Instructions for the task:
The listing must be reproduced in full, exactly as it stands.

#### Provided information

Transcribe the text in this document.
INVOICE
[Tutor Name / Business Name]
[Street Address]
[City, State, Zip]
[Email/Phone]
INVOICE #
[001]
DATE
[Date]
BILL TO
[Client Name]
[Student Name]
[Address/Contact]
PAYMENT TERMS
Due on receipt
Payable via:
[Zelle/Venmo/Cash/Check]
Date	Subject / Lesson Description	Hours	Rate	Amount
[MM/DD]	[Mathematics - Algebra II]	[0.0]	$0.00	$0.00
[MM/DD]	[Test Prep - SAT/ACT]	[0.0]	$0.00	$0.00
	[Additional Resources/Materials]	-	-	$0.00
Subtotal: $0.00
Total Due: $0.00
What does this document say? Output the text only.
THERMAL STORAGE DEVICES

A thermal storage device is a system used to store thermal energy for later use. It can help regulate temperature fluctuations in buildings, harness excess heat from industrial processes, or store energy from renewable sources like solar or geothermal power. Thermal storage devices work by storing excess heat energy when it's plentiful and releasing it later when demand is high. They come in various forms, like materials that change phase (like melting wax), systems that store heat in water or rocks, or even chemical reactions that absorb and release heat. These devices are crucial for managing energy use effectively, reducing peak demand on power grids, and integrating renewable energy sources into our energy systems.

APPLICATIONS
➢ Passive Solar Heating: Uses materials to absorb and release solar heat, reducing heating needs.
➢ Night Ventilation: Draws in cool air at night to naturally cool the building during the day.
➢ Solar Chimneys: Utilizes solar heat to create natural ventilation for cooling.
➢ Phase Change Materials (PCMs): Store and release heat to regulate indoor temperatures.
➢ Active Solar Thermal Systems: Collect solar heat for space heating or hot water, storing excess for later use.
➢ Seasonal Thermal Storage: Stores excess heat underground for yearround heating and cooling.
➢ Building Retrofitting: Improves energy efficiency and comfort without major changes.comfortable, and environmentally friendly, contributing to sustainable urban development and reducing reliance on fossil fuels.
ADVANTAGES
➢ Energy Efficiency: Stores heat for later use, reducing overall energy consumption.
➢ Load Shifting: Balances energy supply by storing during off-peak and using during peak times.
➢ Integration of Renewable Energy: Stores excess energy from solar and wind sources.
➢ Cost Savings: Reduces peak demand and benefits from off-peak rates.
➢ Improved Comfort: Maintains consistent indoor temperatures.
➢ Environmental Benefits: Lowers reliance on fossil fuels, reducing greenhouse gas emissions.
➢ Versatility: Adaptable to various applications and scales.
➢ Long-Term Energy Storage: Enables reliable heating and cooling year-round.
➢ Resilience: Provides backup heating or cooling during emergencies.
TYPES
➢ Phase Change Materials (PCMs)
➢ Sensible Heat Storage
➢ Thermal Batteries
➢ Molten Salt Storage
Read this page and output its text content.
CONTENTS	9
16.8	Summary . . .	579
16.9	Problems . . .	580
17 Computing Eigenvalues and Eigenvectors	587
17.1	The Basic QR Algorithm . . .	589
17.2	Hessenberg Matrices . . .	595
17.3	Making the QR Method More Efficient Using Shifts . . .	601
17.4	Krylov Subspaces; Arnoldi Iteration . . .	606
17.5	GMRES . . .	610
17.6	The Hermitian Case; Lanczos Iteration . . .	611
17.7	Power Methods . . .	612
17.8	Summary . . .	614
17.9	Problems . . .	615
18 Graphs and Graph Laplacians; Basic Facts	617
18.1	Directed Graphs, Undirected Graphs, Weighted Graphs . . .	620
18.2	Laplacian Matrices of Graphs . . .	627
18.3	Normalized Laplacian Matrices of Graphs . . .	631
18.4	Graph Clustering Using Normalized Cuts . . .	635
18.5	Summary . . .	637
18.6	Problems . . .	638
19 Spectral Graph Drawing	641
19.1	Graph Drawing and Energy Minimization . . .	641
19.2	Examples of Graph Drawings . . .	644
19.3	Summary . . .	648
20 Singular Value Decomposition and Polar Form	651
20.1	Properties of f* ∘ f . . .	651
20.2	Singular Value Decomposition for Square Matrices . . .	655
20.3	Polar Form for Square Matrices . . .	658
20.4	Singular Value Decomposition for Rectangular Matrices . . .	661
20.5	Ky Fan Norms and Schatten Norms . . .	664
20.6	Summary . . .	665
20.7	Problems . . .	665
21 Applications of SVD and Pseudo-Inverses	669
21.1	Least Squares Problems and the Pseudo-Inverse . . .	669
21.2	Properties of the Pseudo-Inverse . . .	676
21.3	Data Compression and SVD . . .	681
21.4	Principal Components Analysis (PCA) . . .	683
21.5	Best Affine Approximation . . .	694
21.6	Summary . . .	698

########

Response to this task:
Transcribe the text in this document.
INVOICE
[Tutor Name / Business Name]
[Street Address]
[City, State, Zip]
[Email/Phone]
INVOICE #
[001]
DATE
[Date]
BILL TO
[Client Name]
[Student Name]
[Address/Contact]
PAYMENT TERMS
Due on receipt
Payable via:
[Zelle/Venmo/Cash/Check]
Date	Subject / Lesson Description	Hours	Rate	Amount
[MM/DD]	[Mathematics - Algebra II]	[0.0]	$0.00	$0.00
[MM/DD]	[Test Prep - SAT/ACT]	[0.0]	$0.00	$0.00
	[Additional Resources/Materials]	-	-	$0.00
Subtotal: $0.00
Total Due: $0.00
What does this document say? Output the text only.
THERMAL STORAGE DEVICES

A thermal storage device is a system used to store thermal energy for later use. It can help regulate temperature fluctuations in buildings, harness excess heat from industrial processes, or store energy from renewable sources like solar or geothermal power. Thermal storage devices work by storing excess heat energy when it's plentiful and releasing it later when demand is high. They come in various forms, like materials that change phase (like melting wax), systems that store heat in water or rocks, or even chemical reactions that absorb and release heat. These devices are crucial for managing energy use effectively, reducing peak demand on power grids, and integrating renewable energy sources into our energy systems.

APPLICATIONS
➢ Passive Solar Heating: Uses materials to absorb and release solar heat, reducing heating needs.
➢ Night Ventilation: Draws in cool air at night to naturally cool the building during the day.
➢ Solar Chimneys: Utilizes solar heat to create natural ventilation for cooling.
➢ Phase Change Materials (PCMs): Store and release heat to regulate indoor temperatures.
➢ Active Solar Thermal Systems: Collect solar heat for space heating or hot water, storing excess for later use.
➢ Seasonal Thermal Storage: Stores excess heat underground for yearround heating and cooling.
➢ Building Retrofitting: Improves energy efficiency and comfort without major changes.comfortable, and environmentally friendly, contributing to sustainable urban development and reducing reliance on fossil fuels.
ADVANTAGES
➢ Energy Efficiency: Stores heat for later use, reducing overall energy consumption.
➢ Load Shifting: Balances energy supply by storing during off-peak and using during peak times.
➢ Integration of Renewable Energy: Stores excess energy from solar and wind sources.
➢ Cost Savings: Reduces peak demand and benefits from off-peak rates.
➢ Improved Comfort: Maintains consistent indoor temperatures.
➢ Environmental Benefits: Lowers reliance on fossil fuels, reducing greenhouse gas emissions.
➢ Versatility: Adaptable to various applications and scales.
➢ Long-Term Energy Storage: Enables reliable heating and cooling year-round.
➢ Resilience: Provides backup heating or cooling during emergencies.
TYPES
➢ Phase Change Materials (PCMs)
➢ Sensible Heat Storage
➢ Thermal Batteries
➢ Molten Salt Storage
Read this page and output its text content.
CONTENTS	9
16.8	Summary . . .	579
16.9	Problems . . .	580
17 Computing Eigenvalues and Eigenvectors	587
17.1	The Basic QR Algorithm . . .	589
17.2	Hessenberg Matrices . . .	595
17.3	Making the QR Method More Efficient Using Shifts . . .	601
17.4	Krylov Subspaces; Arnoldi Iteration . . .	606
17.5	GMRES . . .	610
17.6	The Hermitian Case; Lanczos Iteration . . .	611
17.7	Power Methods . . .	612
17.8	Summary . . .	614
17.9	Problems . . .	615
18 Graphs and Graph Laplacians; Basic Facts	617
18.1	Directed Graphs, Undirected Graphs, Weighted Graphs . . .	620
18.2	Laplacian Matrices of Graphs . . .	627
18.3	Normalized Laplacian Matrices of Graphs . . .	631
18.4	Graph Clustering Using Normalized Cuts . . .	635
18.5	Summary . . .	637
18.6	Problems . . .	638
19 Spectral Graph Drawing	641
19.1	Graph Drawing and Energy Minimization . . .	641
19.2	Examples of Graph Drawings . . .	644
19.3	Summary . . .	648
20 Singular Value Decomposition and Polar Form	651
20.1	Properties of f* ∘ f . . .	651
20.2	Singular Value Decomposition for Square Matrices . . .	655
20.3	Polar Form for Square Matrices . . .	658
20.4	Singular Value Decomposition for Rectangular Matrices . . .	661
20.5	Ky Fan Norms and Schatten Norms . . .	664
20.6	Summary . . .	665
20.7	Problems . . .	665
21 Applications of SVD and Pseudo-Inverses	669
21.1	Least Squares Problems and the Pseudo-Inverse . . .	669
21.2	Properties of the Pseudo-Inverse . . .	676
21.3	Data Compression and SVD . . .	681
21.4	Principal Components Analysis (PCA) . . .	683
21.5	Best Affine Approximation . . .	694
21.6	Summary . . .	698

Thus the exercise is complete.